§ WRITTEN EXERCISE:
Quote the records beneath, complete and exact. Leave out images.

§ PROVIDED ENTRIES:
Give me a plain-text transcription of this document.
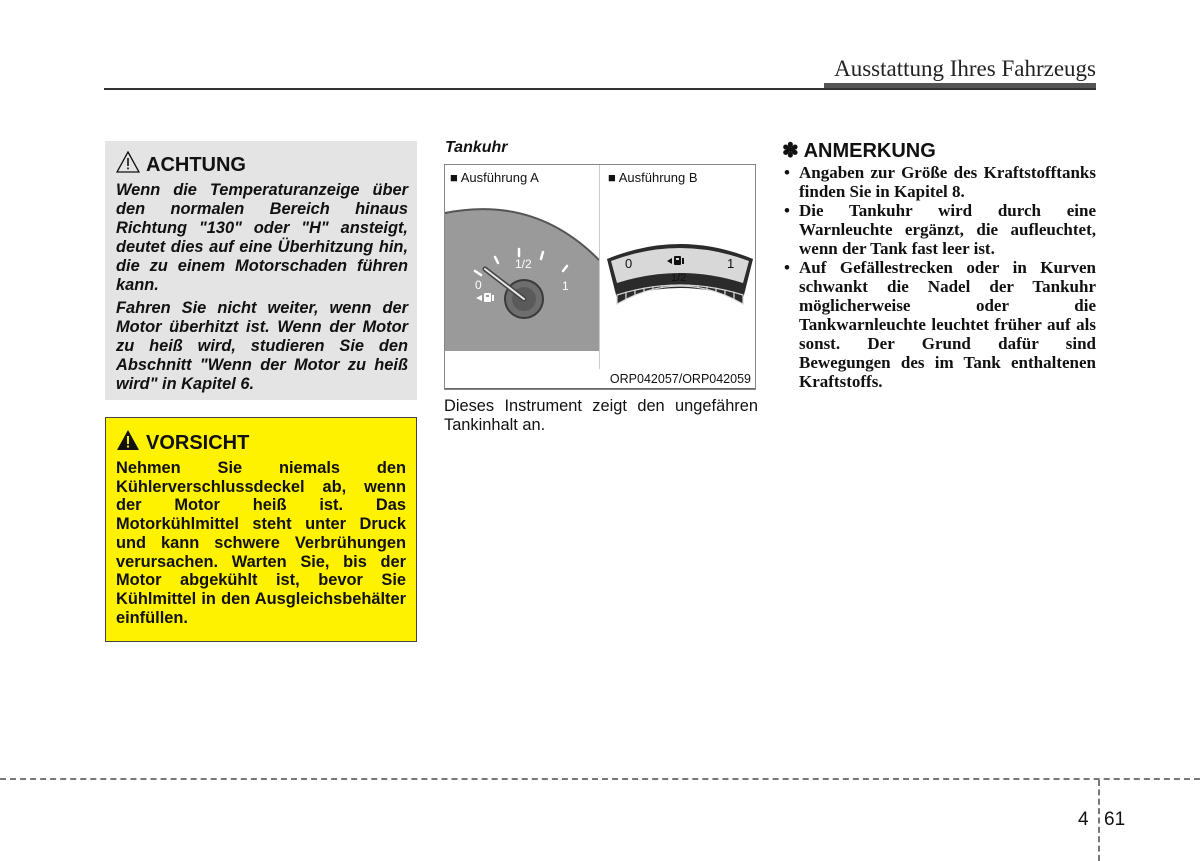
Ausstattung Ihres Fahrzeugs
ACHTUNG

Wenn die Temperaturanzeige über den normalen Bereich hinaus Richtung "130" oder "H" ansteigt, deutet dies auf eine Überhitzung hin, die zu einem Motorschaden führen kann.

Fahren Sie nicht weiter, wenn der Motor überhitzt ist. Wenn der Motor zu heiß wird, studieren Sie den Abschnitt "Wenn der Motor zu heiß wird" in Kapitel 6.

VORSICHT

Nehmen Sie niemals den Kühlerverschlussdeckel ab, wenn der Motor heiß ist. Das Motorkühlmittel steht unter Druck und kann schwere Verbrühungen verursachen. Warten Sie, bis der Motor abgekühlt ist, bevor Sie Kühlmittel in den Ausgleichsbehälter einfüllen.

Tankuhr
■ Ausführung A	■ Ausführung B
0
1/2
1
0
1/2
1
ORP042057/ORP042059
Dieses Instrument zeigt den ungefähren Tankinhalt an.
✽ ANMERKUNG
• Angaben zur Größe des Kraftstofftanks finden Sie in Kapitel 8.
• Die Tankuhr wird durch eine Warnleuchte ergänzt, die aufleuchtet, wenn der Tank fast leer ist.
• Auf Gefällestrecken oder in Kurven schwankt die Nadel der Tankuhr möglicherweise oder die Tankwarnleuchte leuchtet früher auf als sonst. Der Grund dafür sind Bewegungen des im Tank enthaltenen Kraftstoffs.
4 61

§ THE SOLUTION:
Give me a plain-text transcription of this document.
Ausstattung Ihres Fahrzeugs
ACHTUNG

Wenn die Temperaturanzeige über den normalen Bereich hinaus Richtung "130" oder "H" ansteigt, deutet dies auf eine Überhitzung hin, die zu einem Motorschaden führen kann.

Fahren Sie nicht weiter, wenn der Motor überhitzt ist. Wenn der Motor zu heiß wird, studieren Sie den Abschnitt "Wenn der Motor zu heiß wird" in Kapitel 6.

VORSICHT

Nehmen Sie niemals den Kühlerverschlussdeckel ab, wenn der Motor heiß ist. Das Motorkühlmittel steht unter Druck und kann schwere Verbrühungen verursachen. Warten Sie, bis der Motor abgekühlt ist, bevor Sie Kühlmittel in den Ausgleichsbehälter einfüllen.

Tankuhr
■ Ausführung A	■ Ausführung B
0
1/2
1
0
1/2
1
ORP042057/ORP042059
Dieses Instrument zeigt den ungefähren Tankinhalt an.
✽ ANMERKUNG
• Angaben zur Größe des Kraftstofftanks finden Sie in Kapitel 8.
• Die Tankuhr wird durch eine Warnleuchte ergänzt, die aufleuchtet, wenn der Tank fast leer ist.
• Auf Gefällestrecken oder in Kurven schwankt die Nadel der Tankuhr möglicherweise oder die Tankwarnleuchte leuchtet früher auf als sonst. Der Grund dafür sind Bewegungen des im Tank enthaltenen Kraftstoffs.
4 61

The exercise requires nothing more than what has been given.